Stated problem => Go through the listing and pick out each line with the word "högre" in it.
## start
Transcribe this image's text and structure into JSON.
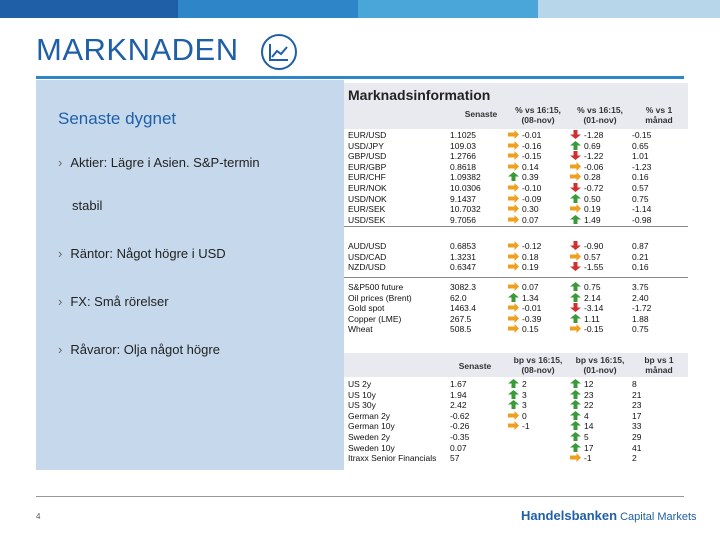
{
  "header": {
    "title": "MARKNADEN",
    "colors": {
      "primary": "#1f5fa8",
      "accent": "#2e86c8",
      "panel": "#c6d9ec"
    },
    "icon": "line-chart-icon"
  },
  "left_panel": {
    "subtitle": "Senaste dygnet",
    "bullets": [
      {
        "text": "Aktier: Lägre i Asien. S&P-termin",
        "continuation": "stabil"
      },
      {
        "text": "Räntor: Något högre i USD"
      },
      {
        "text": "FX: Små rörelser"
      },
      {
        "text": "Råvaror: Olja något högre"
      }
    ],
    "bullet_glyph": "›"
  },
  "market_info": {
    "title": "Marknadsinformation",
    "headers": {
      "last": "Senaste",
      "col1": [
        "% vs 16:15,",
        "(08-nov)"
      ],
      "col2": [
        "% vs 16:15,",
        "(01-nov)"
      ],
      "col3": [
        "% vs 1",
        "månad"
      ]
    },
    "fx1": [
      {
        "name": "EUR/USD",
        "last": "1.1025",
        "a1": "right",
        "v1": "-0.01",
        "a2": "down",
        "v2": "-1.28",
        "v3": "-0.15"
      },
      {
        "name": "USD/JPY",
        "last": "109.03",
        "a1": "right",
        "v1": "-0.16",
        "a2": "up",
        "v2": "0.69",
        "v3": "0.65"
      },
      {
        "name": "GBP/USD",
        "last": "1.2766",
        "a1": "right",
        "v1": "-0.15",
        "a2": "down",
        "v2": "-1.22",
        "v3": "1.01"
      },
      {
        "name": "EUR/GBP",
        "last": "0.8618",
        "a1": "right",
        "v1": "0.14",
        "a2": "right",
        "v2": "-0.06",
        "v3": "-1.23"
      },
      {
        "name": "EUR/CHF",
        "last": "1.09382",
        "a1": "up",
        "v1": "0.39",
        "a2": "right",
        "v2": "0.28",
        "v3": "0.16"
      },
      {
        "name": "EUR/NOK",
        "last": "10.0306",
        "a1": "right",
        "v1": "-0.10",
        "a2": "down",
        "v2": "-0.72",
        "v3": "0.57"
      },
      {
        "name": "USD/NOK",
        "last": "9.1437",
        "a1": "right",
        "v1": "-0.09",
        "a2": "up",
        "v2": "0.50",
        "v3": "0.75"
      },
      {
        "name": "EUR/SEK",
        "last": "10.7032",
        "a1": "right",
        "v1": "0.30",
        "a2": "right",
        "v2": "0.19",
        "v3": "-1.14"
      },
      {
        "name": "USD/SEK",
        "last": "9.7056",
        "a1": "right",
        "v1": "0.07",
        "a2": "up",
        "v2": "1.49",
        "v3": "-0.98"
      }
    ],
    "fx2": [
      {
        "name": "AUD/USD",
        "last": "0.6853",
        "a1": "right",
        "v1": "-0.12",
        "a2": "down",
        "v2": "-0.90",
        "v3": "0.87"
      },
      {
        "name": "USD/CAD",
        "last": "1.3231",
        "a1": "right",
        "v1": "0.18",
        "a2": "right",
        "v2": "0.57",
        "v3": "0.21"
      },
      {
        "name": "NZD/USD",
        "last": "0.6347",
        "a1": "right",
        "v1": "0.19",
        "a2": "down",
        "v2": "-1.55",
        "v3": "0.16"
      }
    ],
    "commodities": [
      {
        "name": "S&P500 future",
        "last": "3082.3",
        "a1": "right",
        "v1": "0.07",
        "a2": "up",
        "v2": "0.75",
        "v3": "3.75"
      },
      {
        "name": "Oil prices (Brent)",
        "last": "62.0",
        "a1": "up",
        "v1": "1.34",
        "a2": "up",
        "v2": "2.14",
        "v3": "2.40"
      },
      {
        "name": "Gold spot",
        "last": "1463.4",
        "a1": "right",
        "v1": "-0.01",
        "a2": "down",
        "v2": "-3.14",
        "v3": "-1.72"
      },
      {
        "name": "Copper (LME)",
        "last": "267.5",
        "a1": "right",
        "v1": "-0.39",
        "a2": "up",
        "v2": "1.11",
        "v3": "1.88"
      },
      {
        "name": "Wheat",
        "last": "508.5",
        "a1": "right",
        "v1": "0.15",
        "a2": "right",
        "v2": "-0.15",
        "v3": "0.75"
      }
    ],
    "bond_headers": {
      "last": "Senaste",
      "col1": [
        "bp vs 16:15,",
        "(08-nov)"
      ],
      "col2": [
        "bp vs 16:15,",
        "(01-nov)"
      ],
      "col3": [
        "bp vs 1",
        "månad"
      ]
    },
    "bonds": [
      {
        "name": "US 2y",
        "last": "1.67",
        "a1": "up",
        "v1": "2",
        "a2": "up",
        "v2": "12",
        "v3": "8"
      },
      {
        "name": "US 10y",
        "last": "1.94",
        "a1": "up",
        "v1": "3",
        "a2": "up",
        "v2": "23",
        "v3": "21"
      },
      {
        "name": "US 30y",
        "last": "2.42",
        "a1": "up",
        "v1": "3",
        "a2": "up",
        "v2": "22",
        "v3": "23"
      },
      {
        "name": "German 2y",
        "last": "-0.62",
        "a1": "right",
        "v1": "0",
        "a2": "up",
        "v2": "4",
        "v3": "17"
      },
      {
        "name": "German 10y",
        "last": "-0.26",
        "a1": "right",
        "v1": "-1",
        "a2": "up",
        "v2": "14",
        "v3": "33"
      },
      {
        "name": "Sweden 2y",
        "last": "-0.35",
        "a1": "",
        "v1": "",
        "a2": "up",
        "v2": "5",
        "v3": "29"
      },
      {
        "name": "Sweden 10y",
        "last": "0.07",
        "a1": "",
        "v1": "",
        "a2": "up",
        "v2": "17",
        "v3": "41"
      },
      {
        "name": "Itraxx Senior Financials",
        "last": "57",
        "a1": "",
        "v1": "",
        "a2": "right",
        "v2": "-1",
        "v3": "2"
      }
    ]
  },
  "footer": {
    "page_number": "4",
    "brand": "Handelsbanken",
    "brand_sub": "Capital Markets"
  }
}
## end
## start
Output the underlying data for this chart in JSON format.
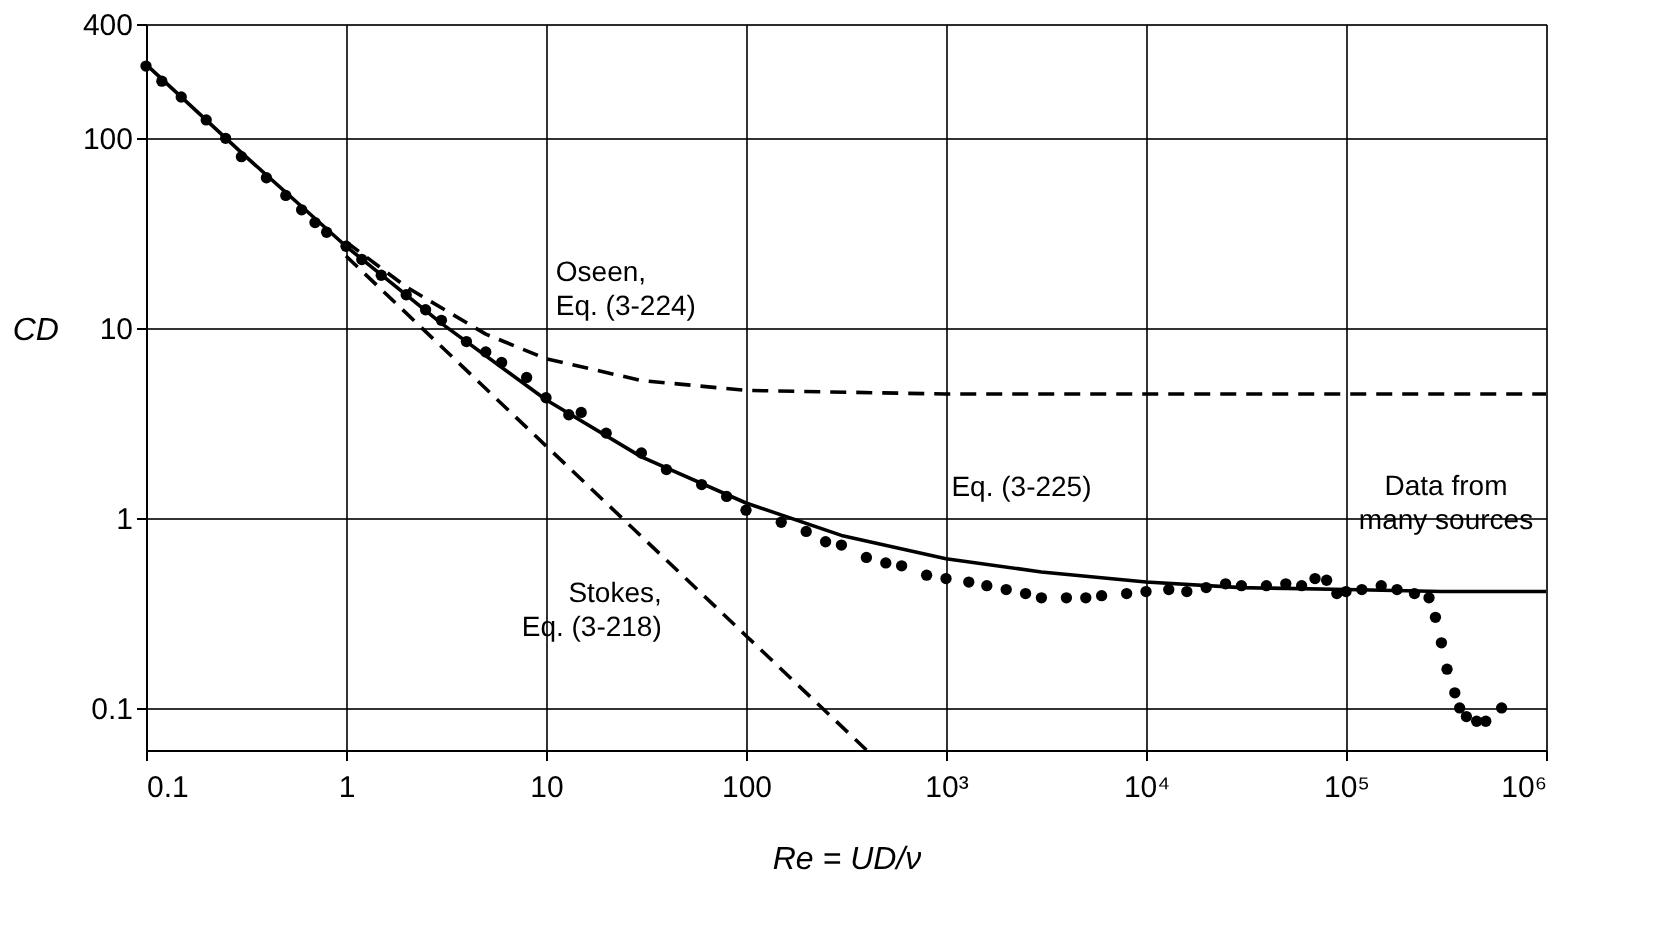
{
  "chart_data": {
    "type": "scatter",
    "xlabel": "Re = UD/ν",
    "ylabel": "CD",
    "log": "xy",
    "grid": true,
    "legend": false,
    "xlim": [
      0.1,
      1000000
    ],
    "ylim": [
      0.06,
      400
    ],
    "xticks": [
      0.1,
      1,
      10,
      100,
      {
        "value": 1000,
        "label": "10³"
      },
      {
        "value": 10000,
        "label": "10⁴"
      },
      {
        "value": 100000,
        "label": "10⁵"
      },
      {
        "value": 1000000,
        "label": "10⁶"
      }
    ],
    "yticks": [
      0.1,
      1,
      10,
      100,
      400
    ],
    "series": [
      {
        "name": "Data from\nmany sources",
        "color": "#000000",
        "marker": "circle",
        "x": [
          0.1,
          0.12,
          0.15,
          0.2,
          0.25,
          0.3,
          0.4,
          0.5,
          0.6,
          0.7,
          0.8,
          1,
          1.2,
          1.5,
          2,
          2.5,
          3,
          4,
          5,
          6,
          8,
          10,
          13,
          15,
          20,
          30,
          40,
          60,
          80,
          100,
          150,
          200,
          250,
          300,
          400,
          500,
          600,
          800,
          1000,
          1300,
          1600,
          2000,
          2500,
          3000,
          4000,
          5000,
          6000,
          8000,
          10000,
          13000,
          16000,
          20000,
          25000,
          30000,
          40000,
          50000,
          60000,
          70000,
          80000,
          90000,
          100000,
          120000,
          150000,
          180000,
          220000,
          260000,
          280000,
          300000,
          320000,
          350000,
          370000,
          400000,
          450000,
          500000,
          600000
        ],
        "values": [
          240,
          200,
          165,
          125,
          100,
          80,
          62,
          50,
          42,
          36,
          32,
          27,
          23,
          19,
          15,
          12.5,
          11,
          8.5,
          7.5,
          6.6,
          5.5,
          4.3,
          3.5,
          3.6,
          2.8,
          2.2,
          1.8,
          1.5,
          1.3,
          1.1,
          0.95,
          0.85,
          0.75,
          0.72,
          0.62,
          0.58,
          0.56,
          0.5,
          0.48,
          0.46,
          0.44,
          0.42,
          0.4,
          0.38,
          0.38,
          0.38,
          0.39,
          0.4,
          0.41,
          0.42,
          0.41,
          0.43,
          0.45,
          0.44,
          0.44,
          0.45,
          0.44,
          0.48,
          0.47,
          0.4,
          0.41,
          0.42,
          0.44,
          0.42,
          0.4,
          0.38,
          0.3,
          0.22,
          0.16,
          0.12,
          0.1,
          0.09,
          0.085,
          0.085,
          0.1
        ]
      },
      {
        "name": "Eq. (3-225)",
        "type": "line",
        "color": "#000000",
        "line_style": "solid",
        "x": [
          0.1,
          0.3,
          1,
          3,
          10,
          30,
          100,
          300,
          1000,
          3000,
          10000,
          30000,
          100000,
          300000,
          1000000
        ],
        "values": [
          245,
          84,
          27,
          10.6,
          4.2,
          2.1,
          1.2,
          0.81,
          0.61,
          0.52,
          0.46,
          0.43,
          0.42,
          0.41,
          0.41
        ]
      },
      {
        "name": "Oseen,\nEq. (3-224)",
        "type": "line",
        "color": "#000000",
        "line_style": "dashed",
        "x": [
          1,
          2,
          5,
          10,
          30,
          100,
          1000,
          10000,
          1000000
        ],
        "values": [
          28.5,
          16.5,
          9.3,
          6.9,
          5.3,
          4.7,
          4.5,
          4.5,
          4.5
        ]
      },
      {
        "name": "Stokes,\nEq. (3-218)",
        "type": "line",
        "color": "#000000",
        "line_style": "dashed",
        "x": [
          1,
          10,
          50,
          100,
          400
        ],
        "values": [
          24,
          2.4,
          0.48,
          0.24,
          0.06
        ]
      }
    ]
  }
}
## end
Written answer =>
        "text": "Räntor: Något högre i USD"
        "text": "Råvaror: Olja något högre"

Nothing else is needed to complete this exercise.